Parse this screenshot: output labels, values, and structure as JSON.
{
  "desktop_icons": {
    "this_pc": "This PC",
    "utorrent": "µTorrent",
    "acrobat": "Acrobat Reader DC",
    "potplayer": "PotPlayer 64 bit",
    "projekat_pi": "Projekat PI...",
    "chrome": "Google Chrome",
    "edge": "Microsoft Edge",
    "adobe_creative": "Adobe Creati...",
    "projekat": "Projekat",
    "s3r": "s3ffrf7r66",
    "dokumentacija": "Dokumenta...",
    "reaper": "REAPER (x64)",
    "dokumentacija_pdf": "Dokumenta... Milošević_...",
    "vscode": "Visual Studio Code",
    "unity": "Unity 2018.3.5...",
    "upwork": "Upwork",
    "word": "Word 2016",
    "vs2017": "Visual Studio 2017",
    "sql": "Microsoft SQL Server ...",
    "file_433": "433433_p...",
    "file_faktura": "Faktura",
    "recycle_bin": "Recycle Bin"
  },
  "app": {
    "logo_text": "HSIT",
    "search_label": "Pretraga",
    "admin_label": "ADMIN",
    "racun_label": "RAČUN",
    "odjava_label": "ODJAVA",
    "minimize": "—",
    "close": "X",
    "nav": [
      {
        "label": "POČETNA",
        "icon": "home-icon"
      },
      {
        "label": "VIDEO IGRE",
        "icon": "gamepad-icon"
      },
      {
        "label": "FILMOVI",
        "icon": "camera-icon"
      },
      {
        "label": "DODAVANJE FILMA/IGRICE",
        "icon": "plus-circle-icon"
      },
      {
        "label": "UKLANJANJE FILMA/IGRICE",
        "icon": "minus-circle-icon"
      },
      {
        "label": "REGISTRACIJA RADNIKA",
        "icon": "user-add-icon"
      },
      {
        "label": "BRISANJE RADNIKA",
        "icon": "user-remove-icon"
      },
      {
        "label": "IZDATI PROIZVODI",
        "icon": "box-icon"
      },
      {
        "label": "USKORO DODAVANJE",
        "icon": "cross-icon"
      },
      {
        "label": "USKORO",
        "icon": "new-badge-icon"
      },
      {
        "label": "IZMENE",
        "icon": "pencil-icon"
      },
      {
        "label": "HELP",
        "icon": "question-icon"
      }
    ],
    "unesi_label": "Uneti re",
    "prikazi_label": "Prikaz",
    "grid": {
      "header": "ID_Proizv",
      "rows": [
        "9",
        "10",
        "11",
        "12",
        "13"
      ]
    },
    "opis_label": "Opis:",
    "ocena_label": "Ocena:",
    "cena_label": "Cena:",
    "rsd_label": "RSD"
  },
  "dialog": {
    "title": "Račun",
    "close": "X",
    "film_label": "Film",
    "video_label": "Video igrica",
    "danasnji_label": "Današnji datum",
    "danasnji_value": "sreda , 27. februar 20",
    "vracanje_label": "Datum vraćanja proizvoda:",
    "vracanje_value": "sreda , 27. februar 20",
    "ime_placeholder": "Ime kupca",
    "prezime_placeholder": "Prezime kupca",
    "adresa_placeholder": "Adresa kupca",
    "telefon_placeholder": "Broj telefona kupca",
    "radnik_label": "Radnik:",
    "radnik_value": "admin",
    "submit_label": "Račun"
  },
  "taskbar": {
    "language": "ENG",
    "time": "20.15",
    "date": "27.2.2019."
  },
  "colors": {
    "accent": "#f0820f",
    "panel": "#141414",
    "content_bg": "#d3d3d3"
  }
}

::::

▶ **PROBLEM STATEMENT**
Repeat the material above exactly.

▶ **TASK SOLUTION**
Parse this screenshot: output labels, values, and structure as JSON.
{
  "desktop_icons": {
    "this_pc": "This PC",
    "utorrent": "µTorrent",
    "acrobat": "Acrobat Reader DC",
    "potplayer": "PotPlayer 64 bit",
    "projekat_pi": "Projekat PI...",
    "chrome": "Google Chrome",
    "edge": "Microsoft Edge",
    "adobe_creative": "Adobe Creati...",
    "projekat": "Projekat",
    "s3r": "s3ffrf7r66",
    "dokumentacija": "Dokumenta...",
    "reaper": "REAPER (x64)",
    "dokumentacija_pdf": "Dokumenta... Milošević_...",
    "vscode": "Visual Studio Code",
    "unity": "Unity 2018.3.5...",
    "upwork": "Upwork",
    "word": "Word 2016",
    "vs2017": "Visual Studio 2017",
    "sql": "Microsoft SQL Server ...",
    "file_433": "433433_p...",
    "file_faktura": "Faktura",
    "recycle_bin": "Recycle Bin"
  },
  "app": {
    "logo_text": "HSIT",
    "search_label": "Pretraga",
    "admin_label": "ADMIN",
    "racun_label": "RAČUN",
    "odjava_label": "ODJAVA",
    "minimize": "—",
    "close": "X",
    "nav": [
      {
        "label": "POČETNA",
        "icon": "home-icon"
      },
      {
        "label": "VIDEO IGRE",
        "icon": "gamepad-icon"
      },
      {
        "label": "FILMOVI",
        "icon": "camera-icon"
      },
      {
        "label": "DODAVANJE FILMA/IGRICE",
        "icon": "plus-circle-icon"
      },
      {
        "label": "UKLANJANJE FILMA/IGRICE",
        "icon": "minus-circle-icon"
      },
      {
        "label": "REGISTRACIJA RADNIKA",
        "icon": "user-add-icon"
      },
      {
        "label": "BRISANJE RADNIKA",
        "icon": "user-remove-icon"
      },
      {
        "label": "IZDATI PROIZVODI",
        "icon": "box-icon"
      },
      {
        "label": "USKORO DODAVANJE",
        "icon": "cross-icon"
      },
      {
        "label": "USKORO",
        "icon": "new-badge-icon"
      },
      {
        "label": "IZMENE",
        "icon": "pencil-icon"
      },
      {
        "label": "HELP",
        "icon": "question-icon"
      }
    ],
    "unesi_label": "Uneti re",
    "prikazi_label": "Prikaz",
    "grid": {
      "header": "ID_Proizv",
      "rows": [
        "9",
        "10",
        "11",
        "12",
        "13"
      ]
    },
    "opis_label": "Opis:",
    "ocena_label": "Ocena:",
    "cena_label": "Cena:",
    "rsd_label": "RSD"
  },
  "dialog": {
    "title": "Račun",
    "close": "X",
    "film_label": "Film",
    "video_label": "Video igrica",
    "danasnji_label": "Današnji datum",
    "danasnji_value": "sreda , 27. februar 20",
    "vracanje_label": "Datum vraćanja proizvoda:",
    "vracanje_value": "sreda , 27. februar 20",
    "ime_placeholder": "Ime kupca",
    "prezime_placeholder": "Prezime kupca",
    "adresa_placeholder": "Adresa kupca",
    "telefon_placeholder": "Broj telefona kupca",
    "radnik_label": "Radnik:",
    "radnik_value": "admin",
    "submit_label": "Račun"
  },
  "taskbar": {
    "language": "ENG",
    "time": "20.15",
    "date": "27.2.2019."
  },
  "colors": {
    "accent": "#f0820f",
    "panel": "#141414",
    "content_bg": "#d3d3d3"
  }
}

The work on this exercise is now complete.